Task prompt | Reproduce each line exactly. Skip none.

(Items from a dataset)
╔══
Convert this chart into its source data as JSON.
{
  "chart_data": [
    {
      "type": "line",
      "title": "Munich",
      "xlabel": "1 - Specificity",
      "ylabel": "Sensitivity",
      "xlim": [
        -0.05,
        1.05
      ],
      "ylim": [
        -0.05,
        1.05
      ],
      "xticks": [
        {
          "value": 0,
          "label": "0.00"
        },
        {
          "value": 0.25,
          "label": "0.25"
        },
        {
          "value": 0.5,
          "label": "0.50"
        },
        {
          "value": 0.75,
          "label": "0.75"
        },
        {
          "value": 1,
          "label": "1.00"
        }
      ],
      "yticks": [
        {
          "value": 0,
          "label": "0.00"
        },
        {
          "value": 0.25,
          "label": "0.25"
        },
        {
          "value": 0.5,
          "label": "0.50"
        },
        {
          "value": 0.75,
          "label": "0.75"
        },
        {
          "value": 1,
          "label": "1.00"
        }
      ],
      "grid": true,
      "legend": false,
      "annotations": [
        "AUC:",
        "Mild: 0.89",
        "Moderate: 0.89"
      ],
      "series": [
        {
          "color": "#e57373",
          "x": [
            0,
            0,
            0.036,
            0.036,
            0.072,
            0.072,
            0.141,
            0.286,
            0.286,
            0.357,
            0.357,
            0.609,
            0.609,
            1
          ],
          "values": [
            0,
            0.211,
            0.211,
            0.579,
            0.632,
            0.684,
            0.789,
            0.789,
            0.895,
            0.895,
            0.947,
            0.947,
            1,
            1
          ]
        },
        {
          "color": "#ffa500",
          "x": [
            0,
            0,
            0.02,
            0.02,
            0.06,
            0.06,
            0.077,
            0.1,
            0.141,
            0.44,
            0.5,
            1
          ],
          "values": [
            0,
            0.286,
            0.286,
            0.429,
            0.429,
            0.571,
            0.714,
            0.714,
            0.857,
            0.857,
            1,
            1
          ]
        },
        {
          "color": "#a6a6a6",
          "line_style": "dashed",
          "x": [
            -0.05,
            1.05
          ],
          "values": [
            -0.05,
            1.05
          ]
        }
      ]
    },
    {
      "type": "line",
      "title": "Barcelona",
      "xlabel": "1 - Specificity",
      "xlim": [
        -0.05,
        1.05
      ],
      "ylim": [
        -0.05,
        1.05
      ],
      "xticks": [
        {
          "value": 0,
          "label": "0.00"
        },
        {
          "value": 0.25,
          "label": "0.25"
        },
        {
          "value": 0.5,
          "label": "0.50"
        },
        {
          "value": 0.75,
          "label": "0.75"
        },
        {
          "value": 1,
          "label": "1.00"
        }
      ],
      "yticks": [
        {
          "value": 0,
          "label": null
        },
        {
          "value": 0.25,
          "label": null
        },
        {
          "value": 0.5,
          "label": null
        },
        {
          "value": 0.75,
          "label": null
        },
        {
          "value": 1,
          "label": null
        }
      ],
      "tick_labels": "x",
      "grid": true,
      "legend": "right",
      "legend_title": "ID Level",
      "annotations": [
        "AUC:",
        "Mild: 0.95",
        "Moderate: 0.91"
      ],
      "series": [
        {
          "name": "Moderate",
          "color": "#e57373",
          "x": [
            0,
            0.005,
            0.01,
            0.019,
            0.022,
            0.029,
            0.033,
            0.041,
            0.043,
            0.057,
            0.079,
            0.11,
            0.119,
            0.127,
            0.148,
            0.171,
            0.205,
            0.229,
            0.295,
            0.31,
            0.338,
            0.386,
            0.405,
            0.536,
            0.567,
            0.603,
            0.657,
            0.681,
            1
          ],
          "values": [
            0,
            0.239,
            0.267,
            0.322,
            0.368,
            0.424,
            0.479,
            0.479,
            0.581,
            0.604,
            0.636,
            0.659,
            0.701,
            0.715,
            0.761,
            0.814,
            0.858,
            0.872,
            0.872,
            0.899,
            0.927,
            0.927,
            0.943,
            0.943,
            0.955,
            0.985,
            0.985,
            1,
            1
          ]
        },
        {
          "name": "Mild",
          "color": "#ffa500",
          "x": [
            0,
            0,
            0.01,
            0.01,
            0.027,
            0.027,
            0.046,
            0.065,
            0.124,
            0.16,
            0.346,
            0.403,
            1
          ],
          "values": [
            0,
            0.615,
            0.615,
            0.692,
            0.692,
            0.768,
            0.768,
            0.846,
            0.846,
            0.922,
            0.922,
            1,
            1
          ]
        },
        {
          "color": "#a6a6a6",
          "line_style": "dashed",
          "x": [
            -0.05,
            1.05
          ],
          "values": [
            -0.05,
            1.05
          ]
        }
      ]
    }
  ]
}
╚══
Answer for this exercise |
Convert this chart into its source data as JSON.
{
  "chart_data": [
    {
      "type": "line",
      "title": "Munich",
      "xlabel": "1 - Specificity",
      "ylabel": "Sensitivity",
      "xlim": [
        -0.05,
        1.05
      ],
      "ylim": [
        -0.05,
        1.05
      ],
      "xticks": [
        {
          "value": 0,
          "label": "0.00"
        },
        {
          "value": 0.25,
          "label": "0.25"
        },
        {
          "value": 0.5,
          "label": "0.50"
        },
        {
          "value": 0.75,
          "label": "0.75"
        },
        {
          "value": 1,
          "label": "1.00"
        }
      ],
      "yticks": [
        {
          "value": 0,
          "label": "0.00"
        },
        {
          "value": 0.25,
          "label": "0.25"
        },
        {
          "value": 0.5,
          "label": "0.50"
        },
        {
          "value": 0.75,
          "label": "0.75"
        },
        {
          "value": 1,
          "label": "1.00"
        }
      ],
      "grid": true,
      "legend": false,
      "annotations": [
        "AUC:",
        "Mild: 0.89",
        "Moderate: 0.89"
      ],
      "series": [
        {
          "color": "#e57373",
          "x": [
            0,
            0,
            0.036,
            0.036,
            0.072,
            0.072,
            0.141,
            0.286,
            0.286,
            0.357,
            0.357,
            0.609,
            0.609,
            1
          ],
          "values": [
            0,
            0.211,
            0.211,
            0.579,
            0.632,
            0.684,
            0.789,
            0.789,
            0.895,
            0.895,
            0.947,
            0.947,
            1,
            1
          ]
        },
        {
          "color": "#ffa500",
          "x": [
            0,
            0,
            0.02,
            0.02,
            0.06,
            0.06,
            0.077,
            0.1,
            0.141,
            0.44,
            0.5,
            1
          ],
          "values": [
            0,
            0.286,
            0.286,
            0.429,
            0.429,
            0.571,
            0.714,
            0.714,
            0.857,
            0.857,
            1,
            1
          ]
        },
        {
          "color": "#a6a6a6",
          "line_style": "dashed",
          "x": [
            -0.05,
            1.05
          ],
          "values": [
            -0.05,
            1.05
          ]
        }
      ]
    },
    {
      "type": "line",
      "title": "Barcelona",
      "xlabel": "1 - Specificity",
      "xlim": [
        -0.05,
        1.05
      ],
      "ylim": [
        -0.05,
        1.05
      ],
      "xticks": [
        {
          "value": 0,
          "label": "0.00"
        },
        {
          "value": 0.25,
          "label": "0.25"
        },
        {
          "value": 0.5,
          "label": "0.50"
        },
        {
          "value": 0.75,
          "label": "0.75"
        },
        {
          "value": 1,
          "label": "1.00"
        }
      ],
      "yticks": [
        {
          "value": 0,
          "label": null
        },
        {
          "value": 0.25,
          "label": null
        },
        {
          "value": 0.5,
          "label": null
        },
        {
          "value": 0.75,
          "label": null
        },
        {
          "value": 1,
          "label": null
        }
      ],
      "tick_labels": "x",
      "grid": true,
      "legend": "right",
      "legend_title": "ID Level",
      "annotations": [
        "AUC:",
        "Mild: 0.95",
        "Moderate: 0.91"
      ],
      "series": [
        {
          "name": "Moderate",
          "color": "#e57373",
          "x": [
            0,
            0.005,
            0.01,
            0.019,
            0.022,
            0.029,
            0.033,
            0.041,
            0.043,
            0.057,
            0.079,
            0.11,
            0.119,
            0.127,
            0.148,
            0.171,
            0.205,
            0.229,
            0.295,
            0.31,
            0.338,
            0.386,
            0.405,
            0.536,
            0.567,
            0.603,
            0.657,
            0.681,
            1
          ],
          "values": [
            0,
            0.239,
            0.267,
            0.322,
            0.368,
            0.424,
            0.479,
            0.479,
            0.581,
            0.604,
            0.636,
            0.659,
            0.701,
            0.715,
            0.761,
            0.814,
            0.858,
            0.872,
            0.872,
            0.899,
            0.927,
            0.927,
            0.943,
            0.943,
            0.955,
            0.985,
            0.985,
            1,
            1
          ]
        },
        {
          "name": "Mild",
          "color": "#ffa500",
          "x": [
            0,
            0,
            0.01,
            0.01,
            0.027,
            0.027,
            0.046,
            0.065,
            0.124,
            0.16,
            0.346,
            0.403,
            1
          ],
          "values": [
            0,
            0.615,
            0.615,
            0.692,
            0.692,
            0.768,
            0.768,
            0.846,
            0.846,
            0.922,
            0.922,
            1,
            1
          ]
        },
        {
          "color": "#a6a6a6",
          "line_style": "dashed",
          "x": [
            -0.05,
            1.05
          ],
          "values": [
            -0.05,
            1.05
          ]
        }
      ]
    }
  ]
}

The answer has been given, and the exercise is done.